▸ Required task: Each line containing the word "оставшихся" should be found and copied.
══ Records supplied
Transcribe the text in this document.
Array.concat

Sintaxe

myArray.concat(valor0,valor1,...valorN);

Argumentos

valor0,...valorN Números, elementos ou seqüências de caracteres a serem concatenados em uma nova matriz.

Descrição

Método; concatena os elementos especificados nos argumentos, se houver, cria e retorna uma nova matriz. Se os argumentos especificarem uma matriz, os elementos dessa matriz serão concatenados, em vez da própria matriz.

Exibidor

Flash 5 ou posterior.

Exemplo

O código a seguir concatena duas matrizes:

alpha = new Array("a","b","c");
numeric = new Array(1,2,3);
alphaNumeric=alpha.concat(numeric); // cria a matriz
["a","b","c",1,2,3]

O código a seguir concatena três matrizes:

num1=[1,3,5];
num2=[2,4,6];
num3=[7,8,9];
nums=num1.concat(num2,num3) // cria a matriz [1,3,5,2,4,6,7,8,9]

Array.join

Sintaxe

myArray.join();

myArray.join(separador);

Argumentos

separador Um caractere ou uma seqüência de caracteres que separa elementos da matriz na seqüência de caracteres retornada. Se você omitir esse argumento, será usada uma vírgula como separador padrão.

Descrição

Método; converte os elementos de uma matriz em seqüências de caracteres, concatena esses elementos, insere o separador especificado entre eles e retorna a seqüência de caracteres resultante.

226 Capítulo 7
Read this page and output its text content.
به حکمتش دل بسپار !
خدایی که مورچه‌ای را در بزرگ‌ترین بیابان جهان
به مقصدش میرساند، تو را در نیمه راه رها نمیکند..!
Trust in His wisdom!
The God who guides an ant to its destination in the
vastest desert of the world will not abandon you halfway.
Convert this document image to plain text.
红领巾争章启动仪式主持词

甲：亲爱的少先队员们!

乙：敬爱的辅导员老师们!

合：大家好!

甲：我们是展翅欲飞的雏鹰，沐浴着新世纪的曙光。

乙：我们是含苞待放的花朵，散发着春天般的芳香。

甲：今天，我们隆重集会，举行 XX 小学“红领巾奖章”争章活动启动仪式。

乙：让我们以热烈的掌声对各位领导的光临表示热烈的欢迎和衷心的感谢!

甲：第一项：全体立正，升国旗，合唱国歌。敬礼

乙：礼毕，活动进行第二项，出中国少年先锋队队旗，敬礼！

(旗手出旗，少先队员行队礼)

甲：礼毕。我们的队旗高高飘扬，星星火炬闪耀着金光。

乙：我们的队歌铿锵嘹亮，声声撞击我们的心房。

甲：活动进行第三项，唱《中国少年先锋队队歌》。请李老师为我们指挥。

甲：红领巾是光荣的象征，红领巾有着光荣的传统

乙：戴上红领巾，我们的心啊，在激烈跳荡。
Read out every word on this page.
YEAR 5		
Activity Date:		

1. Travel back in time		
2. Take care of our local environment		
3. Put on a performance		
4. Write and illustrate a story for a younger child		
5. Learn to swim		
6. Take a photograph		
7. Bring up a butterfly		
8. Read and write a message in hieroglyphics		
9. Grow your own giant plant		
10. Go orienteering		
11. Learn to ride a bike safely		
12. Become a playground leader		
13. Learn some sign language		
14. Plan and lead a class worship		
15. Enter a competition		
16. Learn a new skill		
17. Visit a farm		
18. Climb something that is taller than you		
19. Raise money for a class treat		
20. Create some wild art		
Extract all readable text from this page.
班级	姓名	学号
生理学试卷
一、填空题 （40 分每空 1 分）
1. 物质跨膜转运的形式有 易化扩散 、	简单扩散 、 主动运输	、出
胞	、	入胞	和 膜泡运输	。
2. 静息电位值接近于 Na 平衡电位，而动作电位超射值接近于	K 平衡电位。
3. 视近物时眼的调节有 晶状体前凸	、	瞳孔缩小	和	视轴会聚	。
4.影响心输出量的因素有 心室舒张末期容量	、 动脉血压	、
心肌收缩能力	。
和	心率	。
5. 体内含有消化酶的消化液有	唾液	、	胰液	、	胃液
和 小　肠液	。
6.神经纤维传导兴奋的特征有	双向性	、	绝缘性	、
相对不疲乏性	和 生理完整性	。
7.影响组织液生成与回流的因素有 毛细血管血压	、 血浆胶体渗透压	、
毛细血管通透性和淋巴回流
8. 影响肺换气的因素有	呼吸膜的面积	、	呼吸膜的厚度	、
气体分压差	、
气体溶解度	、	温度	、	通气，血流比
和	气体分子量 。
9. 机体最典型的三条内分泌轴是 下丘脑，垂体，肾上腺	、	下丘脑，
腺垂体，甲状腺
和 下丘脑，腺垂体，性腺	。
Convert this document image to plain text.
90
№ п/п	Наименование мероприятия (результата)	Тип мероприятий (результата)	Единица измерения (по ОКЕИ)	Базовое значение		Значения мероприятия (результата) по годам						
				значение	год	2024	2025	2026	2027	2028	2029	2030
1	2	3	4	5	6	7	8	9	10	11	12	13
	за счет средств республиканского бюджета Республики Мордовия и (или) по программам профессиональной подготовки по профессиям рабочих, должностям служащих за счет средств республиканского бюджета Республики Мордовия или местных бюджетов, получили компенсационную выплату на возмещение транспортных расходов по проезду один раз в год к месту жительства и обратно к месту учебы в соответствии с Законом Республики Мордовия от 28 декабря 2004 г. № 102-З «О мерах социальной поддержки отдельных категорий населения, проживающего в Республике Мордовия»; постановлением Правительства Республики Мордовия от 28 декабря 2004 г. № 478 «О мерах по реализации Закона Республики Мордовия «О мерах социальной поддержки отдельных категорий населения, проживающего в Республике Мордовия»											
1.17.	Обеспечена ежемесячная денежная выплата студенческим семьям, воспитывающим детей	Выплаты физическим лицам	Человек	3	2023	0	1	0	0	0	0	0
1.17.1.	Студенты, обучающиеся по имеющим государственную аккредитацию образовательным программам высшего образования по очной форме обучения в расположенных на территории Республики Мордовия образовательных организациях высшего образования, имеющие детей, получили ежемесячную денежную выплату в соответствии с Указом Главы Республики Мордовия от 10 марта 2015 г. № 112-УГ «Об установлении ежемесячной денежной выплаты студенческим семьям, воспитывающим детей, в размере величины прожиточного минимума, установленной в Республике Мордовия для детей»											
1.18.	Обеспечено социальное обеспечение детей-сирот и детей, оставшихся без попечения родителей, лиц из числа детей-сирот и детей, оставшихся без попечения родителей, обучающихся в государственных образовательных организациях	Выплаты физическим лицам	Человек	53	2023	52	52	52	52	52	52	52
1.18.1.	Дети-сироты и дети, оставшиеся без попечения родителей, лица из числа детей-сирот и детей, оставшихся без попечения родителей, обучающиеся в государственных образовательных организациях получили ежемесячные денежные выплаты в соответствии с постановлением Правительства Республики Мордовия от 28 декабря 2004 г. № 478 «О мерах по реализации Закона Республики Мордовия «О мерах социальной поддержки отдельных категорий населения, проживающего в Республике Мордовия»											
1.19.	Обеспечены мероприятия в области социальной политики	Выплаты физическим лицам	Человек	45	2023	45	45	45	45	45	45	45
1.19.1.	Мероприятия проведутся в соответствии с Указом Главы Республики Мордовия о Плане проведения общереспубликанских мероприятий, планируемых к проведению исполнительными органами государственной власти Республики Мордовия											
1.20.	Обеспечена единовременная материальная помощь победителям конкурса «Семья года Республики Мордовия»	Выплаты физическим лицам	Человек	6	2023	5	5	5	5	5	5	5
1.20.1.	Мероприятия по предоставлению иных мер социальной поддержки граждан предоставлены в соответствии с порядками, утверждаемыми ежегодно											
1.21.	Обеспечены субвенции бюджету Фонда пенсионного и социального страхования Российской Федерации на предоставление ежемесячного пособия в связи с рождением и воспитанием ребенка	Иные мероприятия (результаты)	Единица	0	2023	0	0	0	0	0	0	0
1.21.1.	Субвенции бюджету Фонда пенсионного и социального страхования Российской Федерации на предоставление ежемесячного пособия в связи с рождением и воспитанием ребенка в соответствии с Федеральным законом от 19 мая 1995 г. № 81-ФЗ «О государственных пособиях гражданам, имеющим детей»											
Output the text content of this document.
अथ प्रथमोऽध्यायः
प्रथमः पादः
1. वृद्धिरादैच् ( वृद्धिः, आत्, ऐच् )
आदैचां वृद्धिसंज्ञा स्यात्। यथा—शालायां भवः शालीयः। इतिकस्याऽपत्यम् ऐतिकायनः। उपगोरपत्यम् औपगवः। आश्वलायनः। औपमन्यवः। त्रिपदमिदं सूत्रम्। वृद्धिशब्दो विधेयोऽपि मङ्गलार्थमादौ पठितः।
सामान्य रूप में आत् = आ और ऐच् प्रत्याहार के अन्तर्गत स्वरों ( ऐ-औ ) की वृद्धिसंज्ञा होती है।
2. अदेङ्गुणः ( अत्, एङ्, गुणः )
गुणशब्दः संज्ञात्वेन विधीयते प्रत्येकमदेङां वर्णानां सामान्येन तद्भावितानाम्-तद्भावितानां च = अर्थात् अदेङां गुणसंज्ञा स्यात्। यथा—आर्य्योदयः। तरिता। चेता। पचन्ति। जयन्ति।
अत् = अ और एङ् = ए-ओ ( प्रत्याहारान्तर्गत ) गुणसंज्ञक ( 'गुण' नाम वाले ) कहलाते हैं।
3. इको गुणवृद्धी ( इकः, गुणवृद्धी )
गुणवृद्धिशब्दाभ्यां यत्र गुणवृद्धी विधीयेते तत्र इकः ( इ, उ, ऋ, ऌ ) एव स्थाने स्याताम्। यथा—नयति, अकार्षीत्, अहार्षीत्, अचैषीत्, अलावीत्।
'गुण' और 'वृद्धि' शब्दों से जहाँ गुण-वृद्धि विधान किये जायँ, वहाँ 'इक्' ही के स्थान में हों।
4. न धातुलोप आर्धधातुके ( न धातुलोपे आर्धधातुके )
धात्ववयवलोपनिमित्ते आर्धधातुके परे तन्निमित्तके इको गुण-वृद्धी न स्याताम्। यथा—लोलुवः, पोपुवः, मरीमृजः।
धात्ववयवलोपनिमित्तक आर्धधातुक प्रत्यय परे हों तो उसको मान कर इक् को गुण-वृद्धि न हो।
════
▸ Solution to this problem:
1.18.	Обеспечено социальное обеспечение детей-сирот и детей, оставшихся без попечения родителей, лиц из числа детей-сирот и детей, оставшихся без попечения родителей, обучающихся в государственных образовательных организациях	Выплаты физическим лицам	Человек	53	2023	52	52	52	52	52	52	52
1.18.1.	Дети-сироты и дети, оставшиеся без попечения родителей, лица из числа детей-сирот и детей, оставшихся без попечения родителей, обучающиеся в государственных образовательных организациях получили ежемесячные денежные выплаты в соответствии с постановлением Правительства Республики Мордовия от 28 декабря 2004 г. № 478 «О мерах по реализации Закона Республики Мордовия «О мерах социальной поддержки отдельных категорий населения, проживающего в Республике Мордовия»											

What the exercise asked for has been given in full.